--- BEGIN Source material ---
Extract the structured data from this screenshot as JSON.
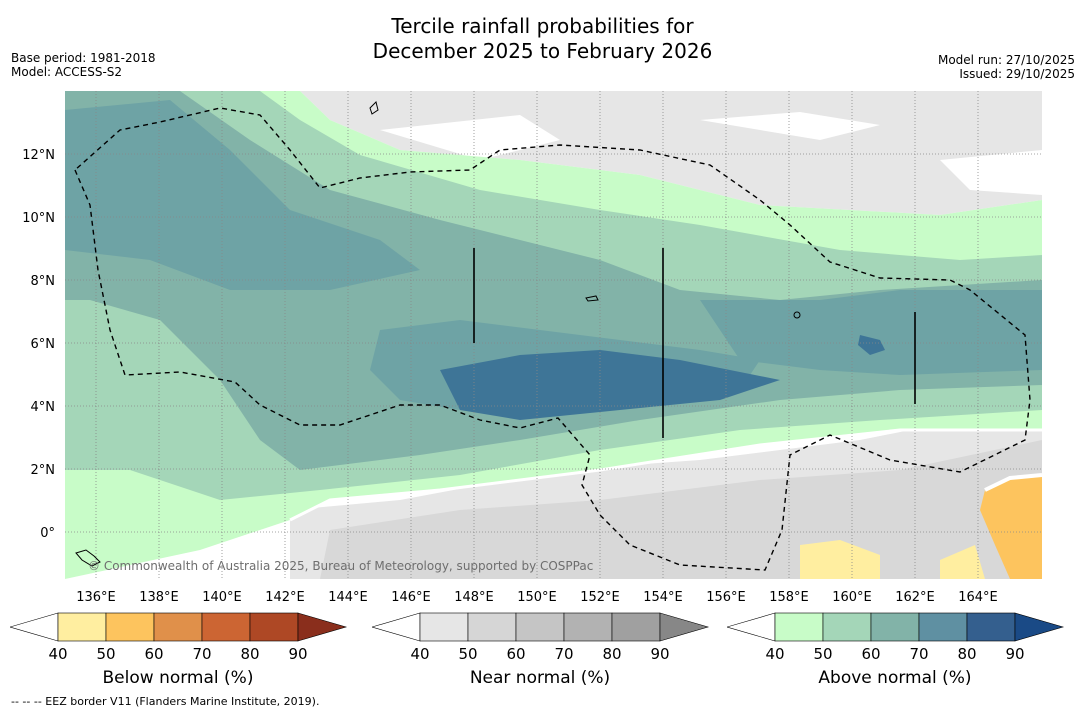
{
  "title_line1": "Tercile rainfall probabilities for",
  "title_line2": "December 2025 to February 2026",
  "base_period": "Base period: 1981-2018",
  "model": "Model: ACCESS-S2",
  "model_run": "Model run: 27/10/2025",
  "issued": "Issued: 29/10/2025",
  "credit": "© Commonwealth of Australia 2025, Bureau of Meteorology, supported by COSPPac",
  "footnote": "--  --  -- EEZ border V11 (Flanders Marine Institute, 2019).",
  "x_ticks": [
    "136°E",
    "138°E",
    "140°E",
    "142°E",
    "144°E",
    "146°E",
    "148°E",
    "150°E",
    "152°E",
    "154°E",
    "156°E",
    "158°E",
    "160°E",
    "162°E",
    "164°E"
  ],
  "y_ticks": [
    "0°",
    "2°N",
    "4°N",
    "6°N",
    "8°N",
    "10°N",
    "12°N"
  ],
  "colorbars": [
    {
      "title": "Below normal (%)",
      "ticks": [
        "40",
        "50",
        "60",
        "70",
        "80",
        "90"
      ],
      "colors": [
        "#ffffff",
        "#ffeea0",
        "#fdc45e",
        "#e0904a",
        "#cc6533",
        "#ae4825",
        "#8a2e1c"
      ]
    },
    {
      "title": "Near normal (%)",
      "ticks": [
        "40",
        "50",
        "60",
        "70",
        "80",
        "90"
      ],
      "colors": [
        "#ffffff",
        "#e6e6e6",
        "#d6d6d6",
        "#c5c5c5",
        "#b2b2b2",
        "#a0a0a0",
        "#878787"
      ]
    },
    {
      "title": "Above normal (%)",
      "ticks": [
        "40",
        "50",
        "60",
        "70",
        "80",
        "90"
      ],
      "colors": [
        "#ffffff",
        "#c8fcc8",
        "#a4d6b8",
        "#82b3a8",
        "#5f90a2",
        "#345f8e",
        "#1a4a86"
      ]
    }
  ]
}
--- END Source material ---
* Do this
Output a single number: how many lines contain the word "normal".

* Response to the task
3